GIVEN PROBLEM - Output the records exactly. Include every line.

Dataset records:
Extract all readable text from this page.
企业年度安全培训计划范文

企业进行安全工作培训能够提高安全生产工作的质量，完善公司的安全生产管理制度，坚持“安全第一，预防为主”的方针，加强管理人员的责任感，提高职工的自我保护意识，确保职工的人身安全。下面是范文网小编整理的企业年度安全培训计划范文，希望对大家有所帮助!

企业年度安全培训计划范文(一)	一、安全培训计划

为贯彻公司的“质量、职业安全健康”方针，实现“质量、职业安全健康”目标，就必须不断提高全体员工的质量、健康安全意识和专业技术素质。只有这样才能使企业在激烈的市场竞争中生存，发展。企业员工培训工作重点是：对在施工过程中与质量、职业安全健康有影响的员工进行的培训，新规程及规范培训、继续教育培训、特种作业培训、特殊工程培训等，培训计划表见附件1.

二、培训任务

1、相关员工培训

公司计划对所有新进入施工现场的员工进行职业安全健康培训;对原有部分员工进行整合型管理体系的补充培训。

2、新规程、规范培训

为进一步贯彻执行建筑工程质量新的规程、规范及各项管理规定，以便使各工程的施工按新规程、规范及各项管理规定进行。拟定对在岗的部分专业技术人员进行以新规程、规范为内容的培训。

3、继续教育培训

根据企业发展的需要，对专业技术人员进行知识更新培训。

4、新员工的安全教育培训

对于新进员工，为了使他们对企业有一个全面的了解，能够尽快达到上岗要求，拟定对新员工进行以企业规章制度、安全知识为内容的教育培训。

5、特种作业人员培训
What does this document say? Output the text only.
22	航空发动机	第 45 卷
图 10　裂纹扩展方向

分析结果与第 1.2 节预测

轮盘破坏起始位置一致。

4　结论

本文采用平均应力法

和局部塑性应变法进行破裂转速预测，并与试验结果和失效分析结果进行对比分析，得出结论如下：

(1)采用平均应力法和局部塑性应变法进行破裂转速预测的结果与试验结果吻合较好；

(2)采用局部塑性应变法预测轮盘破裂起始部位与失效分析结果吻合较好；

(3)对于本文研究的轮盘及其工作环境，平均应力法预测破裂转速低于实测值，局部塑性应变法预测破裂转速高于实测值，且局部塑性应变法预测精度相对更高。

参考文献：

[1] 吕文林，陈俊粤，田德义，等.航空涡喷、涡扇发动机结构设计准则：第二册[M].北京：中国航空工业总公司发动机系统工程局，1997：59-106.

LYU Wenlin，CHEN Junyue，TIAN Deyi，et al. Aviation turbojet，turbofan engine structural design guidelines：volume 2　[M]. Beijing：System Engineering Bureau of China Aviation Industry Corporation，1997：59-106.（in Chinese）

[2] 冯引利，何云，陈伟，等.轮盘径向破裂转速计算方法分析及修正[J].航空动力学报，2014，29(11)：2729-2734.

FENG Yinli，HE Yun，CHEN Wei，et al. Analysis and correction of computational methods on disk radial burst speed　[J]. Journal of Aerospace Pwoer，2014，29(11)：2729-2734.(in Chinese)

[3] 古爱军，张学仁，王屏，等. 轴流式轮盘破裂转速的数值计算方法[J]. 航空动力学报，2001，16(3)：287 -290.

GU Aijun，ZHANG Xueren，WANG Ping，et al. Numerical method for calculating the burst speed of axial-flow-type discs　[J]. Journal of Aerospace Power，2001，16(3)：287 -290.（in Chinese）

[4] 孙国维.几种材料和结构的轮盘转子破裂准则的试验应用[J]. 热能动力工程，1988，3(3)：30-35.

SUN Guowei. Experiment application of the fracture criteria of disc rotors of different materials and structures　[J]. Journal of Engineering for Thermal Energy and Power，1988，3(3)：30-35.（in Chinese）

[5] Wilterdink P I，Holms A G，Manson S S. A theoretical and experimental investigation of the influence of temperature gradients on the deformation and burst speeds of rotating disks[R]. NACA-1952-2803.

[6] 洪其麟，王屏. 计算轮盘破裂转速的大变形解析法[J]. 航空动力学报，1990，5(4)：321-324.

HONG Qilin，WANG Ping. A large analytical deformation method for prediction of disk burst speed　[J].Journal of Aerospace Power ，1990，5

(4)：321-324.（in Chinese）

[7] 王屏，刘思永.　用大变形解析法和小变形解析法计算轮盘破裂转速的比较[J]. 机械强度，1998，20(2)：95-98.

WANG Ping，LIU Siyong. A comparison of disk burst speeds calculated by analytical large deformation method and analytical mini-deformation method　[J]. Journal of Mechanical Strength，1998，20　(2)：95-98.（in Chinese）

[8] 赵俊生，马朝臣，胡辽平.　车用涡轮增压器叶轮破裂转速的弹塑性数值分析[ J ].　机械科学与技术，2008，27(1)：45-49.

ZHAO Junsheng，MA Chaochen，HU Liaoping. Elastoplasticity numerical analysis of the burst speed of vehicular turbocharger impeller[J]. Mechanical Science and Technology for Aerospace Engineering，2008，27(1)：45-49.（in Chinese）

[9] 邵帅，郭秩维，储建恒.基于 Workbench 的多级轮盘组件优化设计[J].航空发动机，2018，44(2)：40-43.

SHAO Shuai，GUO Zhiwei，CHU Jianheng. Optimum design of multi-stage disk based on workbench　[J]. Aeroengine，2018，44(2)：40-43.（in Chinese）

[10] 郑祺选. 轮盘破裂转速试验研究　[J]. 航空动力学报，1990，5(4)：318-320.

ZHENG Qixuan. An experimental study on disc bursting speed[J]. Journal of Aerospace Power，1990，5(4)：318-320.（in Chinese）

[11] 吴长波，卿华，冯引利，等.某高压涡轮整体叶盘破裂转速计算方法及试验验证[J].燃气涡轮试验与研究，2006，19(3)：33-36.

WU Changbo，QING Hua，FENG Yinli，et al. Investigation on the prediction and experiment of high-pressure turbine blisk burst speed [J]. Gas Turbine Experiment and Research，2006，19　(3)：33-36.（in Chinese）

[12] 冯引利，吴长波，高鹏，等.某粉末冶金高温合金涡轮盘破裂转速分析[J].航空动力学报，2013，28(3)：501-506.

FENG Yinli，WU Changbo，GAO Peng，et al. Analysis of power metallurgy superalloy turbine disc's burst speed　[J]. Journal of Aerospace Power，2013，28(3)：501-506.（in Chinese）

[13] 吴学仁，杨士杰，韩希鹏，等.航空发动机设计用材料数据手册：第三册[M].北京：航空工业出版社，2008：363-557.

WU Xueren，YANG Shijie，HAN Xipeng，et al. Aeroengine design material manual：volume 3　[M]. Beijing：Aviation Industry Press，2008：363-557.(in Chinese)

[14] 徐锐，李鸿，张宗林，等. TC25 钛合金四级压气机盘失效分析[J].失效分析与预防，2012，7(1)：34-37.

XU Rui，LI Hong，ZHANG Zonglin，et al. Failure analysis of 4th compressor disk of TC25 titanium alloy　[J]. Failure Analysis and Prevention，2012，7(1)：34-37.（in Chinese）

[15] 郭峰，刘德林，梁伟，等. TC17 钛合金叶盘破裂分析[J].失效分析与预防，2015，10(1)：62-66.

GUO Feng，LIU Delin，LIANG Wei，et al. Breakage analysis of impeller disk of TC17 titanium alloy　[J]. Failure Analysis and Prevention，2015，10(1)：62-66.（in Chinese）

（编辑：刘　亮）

TASK SOLUTION -
Extract all readable text from this page.
企业年度安全培训计划范文

企业进行安全工作培训能够提高安全生产工作的质量，完善公司的安全生产管理制度，坚持“安全第一，预防为主”的方针，加强管理人员的责任感，提高职工的自我保护意识，确保职工的人身安全。下面是范文网小编整理的企业年度安全培训计划范文，希望对大家有所帮助!

企业年度安全培训计划范文(一)	一、安全培训计划

为贯彻公司的“质量、职业安全健康”方针，实现“质量、职业安全健康”目标，就必须不断提高全体员工的质量、健康安全意识和专业技术素质。只有这样才能使企业在激烈的市场竞争中生存，发展。企业员工培训工作重点是：对在施工过程中与质量、职业安全健康有影响的员工进行的培训，新规程及规范培训、继续教育培训、特种作业培训、特殊工程培训等，培训计划表见附件1.

二、培训任务

1、相关员工培训

公司计划对所有新进入施工现场的员工进行职业安全健康培训;对原有部分员工进行整合型管理体系的补充培训。

2、新规程、规范培训

为进一步贯彻执行建筑工程质量新的规程、规范及各项管理规定，以便使各工程的施工按新规程、规范及各项管理规定进行。拟定对在岗的部分专业技术人员进行以新规程、规范为内容的培训。

3、继续教育培训

根据企业发展的需要，对专业技术人员进行知识更新培训。

4、新员工的安全教育培训

对于新进员工，为了使他们对企业有一个全面的了解，能够尽快达到上岗要求，拟定对新员工进行以企业规章制度、安全知识为内容的教育培训。

5、特种作业人员培训
What does this document say? Output the text only.
22	航空发动机	第 45 卷
图 10　裂纹扩展方向

分析结果与第 1.2 节预测

轮盘破坏起始位置一致。

4　结论

本文采用平均应力法

和局部塑性应变法进行破裂转速预测，并与试验结果和失效分析结果进行对比分析，得出结论如下：

(1)采用平均应力法和局部塑性应变法进行破裂转速预测的结果与试验结果吻合较好；

(2)采用局部塑性应变法预测轮盘破裂起始部位与失效分析结果吻合较好；

(3)对于本文研究的轮盘及其工作环境，平均应力法预测破裂转速低于实测值，局部塑性应变法预测破裂转速高于实测值，且局部塑性应变法预测精度相对更高。

参考文献：

[1] 吕文林，陈俊粤，田德义，等.航空涡喷、涡扇发动机结构设计准则：第二册[M].北京：中国航空工业总公司发动机系统工程局，1997：59-106.

LYU Wenlin，CHEN Junyue，TIAN Deyi，et al. Aviation turbojet，turbofan engine structural design guidelines：volume 2　[M]. Beijing：System Engineering Bureau of China Aviation Industry Corporation，1997：59-106.（in Chinese）

[2] 冯引利，何云，陈伟，等.轮盘径向破裂转速计算方法分析及修正[J].航空动力学报，2014，29(11)：2729-2734.

FENG Yinli，HE Yun，CHEN Wei，et al. Analysis and correction of computational methods on disk radial burst speed　[J]. Journal of Aerospace Pwoer，2014，29(11)：2729-2734.(in Chinese)

[3] 古爱军，张学仁，王屏，等. 轴流式轮盘破裂转速的数值计算方法[J]. 航空动力学报，2001，16(3)：287 -290.

GU Aijun，ZHANG Xueren，WANG Ping，et al. Numerical method for calculating the burst speed of axial-flow-type discs　[J]. Journal of Aerospace Power，2001，16(3)：287 -290.（in Chinese）

[4] 孙国维.几种材料和结构的轮盘转子破裂准则的试验应用[J]. 热能动力工程，1988，3(3)：30-35.

SUN Guowei. Experiment application of the fracture criteria of disc rotors of different materials and structures　[J]. Journal of Engineering for Thermal Energy and Power，1988，3(3)：30-35.（in Chinese）

[5] Wilterdink P I，Holms A G，Manson S S. A theoretical and experimental investigation of the influence of temperature gradients on the deformation and burst speeds of rotating disks[R]. NACA-1952-2803.

[6] 洪其麟，王屏. 计算轮盘破裂转速的大变形解析法[J]. 航空动力学报，1990，5(4)：321-324.

HONG Qilin，WANG Ping. A large analytical deformation method for prediction of disk burst speed　[J].Journal of Aerospace Power ，1990，5

(4)：321-324.（in Chinese）

[7] 王屏，刘思永.　用大变形解析法和小变形解析法计算轮盘破裂转速的比较[J]. 机械强度，1998，20(2)：95-98.

WANG Ping，LIU Siyong. A comparison of disk burst speeds calculated by analytical large deformation method and analytical mini-deformation method　[J]. Journal of Mechanical Strength，1998，20　(2)：95-98.（in Chinese）

[8] 赵俊生，马朝臣，胡辽平.　车用涡轮增压器叶轮破裂转速的弹塑性数值分析[ J ].　机械科学与技术，2008，27(1)：45-49.

ZHAO Junsheng，MA Chaochen，HU Liaoping. Elastoplasticity numerical analysis of the burst speed of vehicular turbocharger impeller[J]. Mechanical Science and Technology for Aerospace Engineering，2008，27(1)：45-49.（in Chinese）

[9] 邵帅，郭秩维，储建恒.基于 Workbench 的多级轮盘组件优化设计[J].航空发动机，2018，44(2)：40-43.

SHAO Shuai，GUO Zhiwei，CHU Jianheng. Optimum design of multi-stage disk based on workbench　[J]. Aeroengine，2018，44(2)：40-43.（in Chinese）

[10] 郑祺选. 轮盘破裂转速试验研究　[J]. 航空动力学报，1990，5(4)：318-320.

ZHENG Qixuan. An experimental study on disc bursting speed[J]. Journal of Aerospace Power，1990，5(4)：318-320.（in Chinese）

[11] 吴长波，卿华，冯引利，等.某高压涡轮整体叶盘破裂转速计算方法及试验验证[J].燃气涡轮试验与研究，2006，19(3)：33-36.

WU Changbo，QING Hua，FENG Yinli，et al. Investigation on the prediction and experiment of high-pressure turbine blisk burst speed [J]. Gas Turbine Experiment and Research，2006，19　(3)：33-36.（in Chinese）

[12] 冯引利，吴长波，高鹏，等.某粉末冶金高温合金涡轮盘破裂转速分析[J].航空动力学报，2013，28(3)：501-506.

FENG Yinli，WU Changbo，GAO Peng，et al. Analysis of power metallurgy superalloy turbine disc's burst speed　[J]. Journal of Aerospace Power，2013，28(3)：501-506.（in Chinese）

[13] 吴学仁，杨士杰，韩希鹏，等.航空发动机设计用材料数据手册：第三册[M].北京：航空工业出版社，2008：363-557.

WU Xueren，YANG Shijie，HAN Xipeng，et al. Aeroengine design material manual：volume 3　[M]. Beijing：Aviation Industry Press，2008：363-557.(in Chinese)

[14] 徐锐，李鸿，张宗林，等. TC25 钛合金四级压气机盘失效分析[J].失效分析与预防，2012，7(1)：34-37.

XU Rui，LI Hong，ZHANG Zonglin，et al. Failure analysis of 4th compressor disk of TC25 titanium alloy　[J]. Failure Analysis and Prevention，2012，7(1)：34-37.（in Chinese）

[15] 郭峰，刘德林，梁伟，等. TC17 钛合金叶盘破裂分析[J].失效分析与预防，2015，10(1)：62-66.

GUO Feng，LIU Delin，LIANG Wei，et al. Breakage analysis of impeller disk of TC17 titanium alloy　[J]. Failure Analysis and Prevention，2015，10(1)：62-66.（in Chinese）

（编辑：刘　亮）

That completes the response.